• [DOCUMENT SECTION]:
From Wix dated 18th march 2012:-

 

Dear all,

I’ve been doing a bit of reviewing and blog research and I’ve discovered that my favourite type of blog is one that ticks the ‘not too long’ box, the ‘witty’ box and sometimes even the ‘informative’ box. I’m not too fussy about the informative bit because, although I am always happy to come away thinking ‘Wow I didn’t know that!’ I wouldn’t be too disappointed if I hadn’t. Taking a critical look at my own work I have decided that my blogs are way too long and, from now on, they shall be short and sweet…I can do short and sweet, you’ll see.

The main thing I wanted to achieve with my blog was to make people smile. So when something happens in my life that amuses me I lock it in the memory bank for a comical post. Today I am lucky for I have just the thing.

“What is it? What is it?” I hear you cry.

“Stop shouting out it’s rude!” I reply. Ha ha just kidding, you can shout all you like…heck I do!

• [EXTRACTED MATERIAL]:
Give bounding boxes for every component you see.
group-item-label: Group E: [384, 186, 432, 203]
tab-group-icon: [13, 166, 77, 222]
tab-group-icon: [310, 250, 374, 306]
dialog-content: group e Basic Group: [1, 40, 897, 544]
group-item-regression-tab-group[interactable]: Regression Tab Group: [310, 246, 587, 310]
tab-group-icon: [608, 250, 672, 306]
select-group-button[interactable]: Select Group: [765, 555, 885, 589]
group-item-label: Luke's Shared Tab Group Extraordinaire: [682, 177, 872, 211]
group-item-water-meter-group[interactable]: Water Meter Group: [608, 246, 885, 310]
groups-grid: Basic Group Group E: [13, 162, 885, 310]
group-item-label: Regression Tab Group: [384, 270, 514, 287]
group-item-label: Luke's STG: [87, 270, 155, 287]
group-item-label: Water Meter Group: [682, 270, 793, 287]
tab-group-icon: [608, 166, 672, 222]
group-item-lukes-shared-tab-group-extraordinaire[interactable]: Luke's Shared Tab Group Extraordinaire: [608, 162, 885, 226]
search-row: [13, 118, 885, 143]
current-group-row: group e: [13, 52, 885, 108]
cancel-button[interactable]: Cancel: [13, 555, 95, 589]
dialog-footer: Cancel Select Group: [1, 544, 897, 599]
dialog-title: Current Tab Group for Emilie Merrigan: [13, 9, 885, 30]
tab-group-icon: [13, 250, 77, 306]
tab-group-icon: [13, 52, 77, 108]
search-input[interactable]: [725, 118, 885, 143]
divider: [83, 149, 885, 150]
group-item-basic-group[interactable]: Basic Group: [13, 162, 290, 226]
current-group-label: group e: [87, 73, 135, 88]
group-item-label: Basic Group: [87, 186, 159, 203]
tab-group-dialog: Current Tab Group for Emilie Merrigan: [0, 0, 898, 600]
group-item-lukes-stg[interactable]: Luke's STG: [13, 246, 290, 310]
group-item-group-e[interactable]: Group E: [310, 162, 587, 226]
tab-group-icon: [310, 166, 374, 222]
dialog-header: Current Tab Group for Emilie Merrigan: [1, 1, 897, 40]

• [TASK SET]:
a: Decide whether each statement agrees with the blog post, answering yes or no and quoting the words that settle it: (i) the writer has concluded that the writer's own blogs are too long; (ii) the writer would be very disappointed to finish a blog without learning something new; (iii) the writer's main aim for the blog was to make people smile.
b: Copy the passage of the blog post that begins at the words "I’ve been doing" and stops after the words "sweet, you’ll see.".
c: According to the blog post, what does the writer do when something amusing happens?
The rows come from a source separate from the blog post.

• [COMPLETED EXERCISE]:
a:
(i) Yes: "my blogs are way too long"
(ii) No: "I wouldn’t be too disappointed if I hadn’t"
(iii) Yes: "The main thing I wanted to achieve with my blog was to make people smile."

b:
I’ve been doing a bit of reviewing and blog research and I’ve discovered that my favourite type of blog is one that ticks the ‘not too long’ box, the ‘witty’ box and sometimes even the ‘informative’ box. I’m not too fussy about the informative bit because, although I am always happy to come away thinking ‘Wow I didn’t know that!’ I wouldn’t be too disappointed if I hadn’t. Taking a critical look at my own work I have decided that my blogs are way too long and, from now on, they shall be short and sweet…I can do short and sweet, you’ll see.

c: The writer locks it in the memory bank for a comical post.